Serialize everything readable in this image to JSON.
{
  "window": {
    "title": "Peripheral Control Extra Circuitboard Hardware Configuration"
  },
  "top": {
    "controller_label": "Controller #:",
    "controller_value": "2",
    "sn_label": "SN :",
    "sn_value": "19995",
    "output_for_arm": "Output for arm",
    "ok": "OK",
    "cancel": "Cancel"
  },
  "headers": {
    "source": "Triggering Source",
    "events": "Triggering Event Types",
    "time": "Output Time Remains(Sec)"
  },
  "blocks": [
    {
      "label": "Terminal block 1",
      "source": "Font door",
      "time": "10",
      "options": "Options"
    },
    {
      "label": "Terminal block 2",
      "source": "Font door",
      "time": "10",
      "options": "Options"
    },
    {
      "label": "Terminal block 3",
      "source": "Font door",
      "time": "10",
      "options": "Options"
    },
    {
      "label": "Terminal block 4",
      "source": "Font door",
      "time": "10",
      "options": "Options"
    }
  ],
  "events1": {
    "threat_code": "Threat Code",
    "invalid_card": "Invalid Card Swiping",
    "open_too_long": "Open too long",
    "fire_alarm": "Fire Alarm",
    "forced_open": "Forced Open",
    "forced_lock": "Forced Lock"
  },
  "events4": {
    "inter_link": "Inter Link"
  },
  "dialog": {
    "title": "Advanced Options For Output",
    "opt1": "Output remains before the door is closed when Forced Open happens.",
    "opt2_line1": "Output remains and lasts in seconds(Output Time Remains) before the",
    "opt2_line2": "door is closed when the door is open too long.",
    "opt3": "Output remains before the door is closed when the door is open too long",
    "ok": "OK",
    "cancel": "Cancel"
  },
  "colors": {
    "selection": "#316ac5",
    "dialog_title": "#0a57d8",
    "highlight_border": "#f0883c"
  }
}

■ ■ ■

- **EXERCISE OBJECTIVE**:
Search the records above for the string "long". Copy every line that contains it.

- **EXERCISE OUTPUT**:
    "open_too_long": "Open too long",
    "opt2_line2": "door is closed when the door is open too long.",
    "opt3": "Output remains before the door is closed when the door is open too long",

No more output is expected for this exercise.